## SUPPLIED DATA
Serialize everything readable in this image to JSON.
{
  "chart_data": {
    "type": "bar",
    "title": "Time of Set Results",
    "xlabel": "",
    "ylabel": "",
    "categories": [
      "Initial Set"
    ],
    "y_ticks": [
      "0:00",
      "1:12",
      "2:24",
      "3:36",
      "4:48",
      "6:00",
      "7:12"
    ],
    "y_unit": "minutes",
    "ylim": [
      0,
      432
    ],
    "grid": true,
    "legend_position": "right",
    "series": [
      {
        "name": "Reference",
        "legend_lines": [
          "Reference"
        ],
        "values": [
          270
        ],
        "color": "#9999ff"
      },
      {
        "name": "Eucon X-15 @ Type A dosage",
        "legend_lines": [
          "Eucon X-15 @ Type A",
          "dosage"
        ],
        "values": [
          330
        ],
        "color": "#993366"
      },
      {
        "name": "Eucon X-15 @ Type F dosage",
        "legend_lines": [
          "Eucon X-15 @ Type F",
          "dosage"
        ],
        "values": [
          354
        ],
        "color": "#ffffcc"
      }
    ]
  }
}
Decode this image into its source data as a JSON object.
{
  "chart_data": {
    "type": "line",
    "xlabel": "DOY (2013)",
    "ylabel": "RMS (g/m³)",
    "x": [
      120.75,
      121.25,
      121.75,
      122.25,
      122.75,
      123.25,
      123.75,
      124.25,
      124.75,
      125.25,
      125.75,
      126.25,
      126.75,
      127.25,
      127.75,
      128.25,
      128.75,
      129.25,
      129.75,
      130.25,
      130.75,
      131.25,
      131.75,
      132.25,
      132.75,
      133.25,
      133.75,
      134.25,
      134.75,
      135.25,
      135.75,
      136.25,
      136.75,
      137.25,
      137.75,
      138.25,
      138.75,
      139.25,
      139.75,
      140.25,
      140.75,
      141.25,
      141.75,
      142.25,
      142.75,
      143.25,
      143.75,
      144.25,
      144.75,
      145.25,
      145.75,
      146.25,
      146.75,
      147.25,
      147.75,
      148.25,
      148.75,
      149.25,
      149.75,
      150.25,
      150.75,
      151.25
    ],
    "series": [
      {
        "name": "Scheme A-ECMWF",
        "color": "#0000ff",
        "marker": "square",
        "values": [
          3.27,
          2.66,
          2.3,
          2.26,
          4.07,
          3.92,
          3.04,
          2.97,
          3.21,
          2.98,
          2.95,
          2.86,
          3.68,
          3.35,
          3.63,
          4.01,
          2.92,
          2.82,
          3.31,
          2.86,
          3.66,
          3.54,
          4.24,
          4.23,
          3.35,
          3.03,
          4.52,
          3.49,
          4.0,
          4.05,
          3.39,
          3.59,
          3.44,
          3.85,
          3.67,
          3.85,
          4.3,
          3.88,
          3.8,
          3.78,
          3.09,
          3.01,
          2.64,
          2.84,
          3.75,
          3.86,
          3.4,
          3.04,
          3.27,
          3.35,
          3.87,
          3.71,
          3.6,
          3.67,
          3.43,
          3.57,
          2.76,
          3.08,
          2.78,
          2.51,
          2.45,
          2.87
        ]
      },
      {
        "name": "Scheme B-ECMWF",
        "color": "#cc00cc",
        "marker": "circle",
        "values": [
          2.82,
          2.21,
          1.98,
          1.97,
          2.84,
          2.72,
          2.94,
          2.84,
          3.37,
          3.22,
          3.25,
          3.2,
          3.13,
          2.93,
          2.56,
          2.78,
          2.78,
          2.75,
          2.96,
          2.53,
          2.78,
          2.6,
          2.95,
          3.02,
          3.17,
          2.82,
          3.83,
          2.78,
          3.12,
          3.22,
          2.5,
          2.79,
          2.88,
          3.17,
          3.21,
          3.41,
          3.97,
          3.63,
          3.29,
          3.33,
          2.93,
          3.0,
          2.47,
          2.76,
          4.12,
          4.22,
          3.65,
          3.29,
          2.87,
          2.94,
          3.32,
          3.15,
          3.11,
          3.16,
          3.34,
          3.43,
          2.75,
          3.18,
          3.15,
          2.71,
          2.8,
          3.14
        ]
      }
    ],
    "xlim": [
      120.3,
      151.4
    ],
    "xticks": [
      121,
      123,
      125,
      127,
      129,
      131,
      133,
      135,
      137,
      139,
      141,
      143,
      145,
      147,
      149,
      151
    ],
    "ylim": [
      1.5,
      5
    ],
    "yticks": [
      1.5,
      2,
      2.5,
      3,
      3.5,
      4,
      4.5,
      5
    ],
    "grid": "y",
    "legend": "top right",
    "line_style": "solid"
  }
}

## BRIEF
Pick out lines containing the word "ECMWF", each one as written.

## ANSWER TO THE TASK
        "name": "Scheme A-ECMWF",
        "name": "Scheme B-ECMWF",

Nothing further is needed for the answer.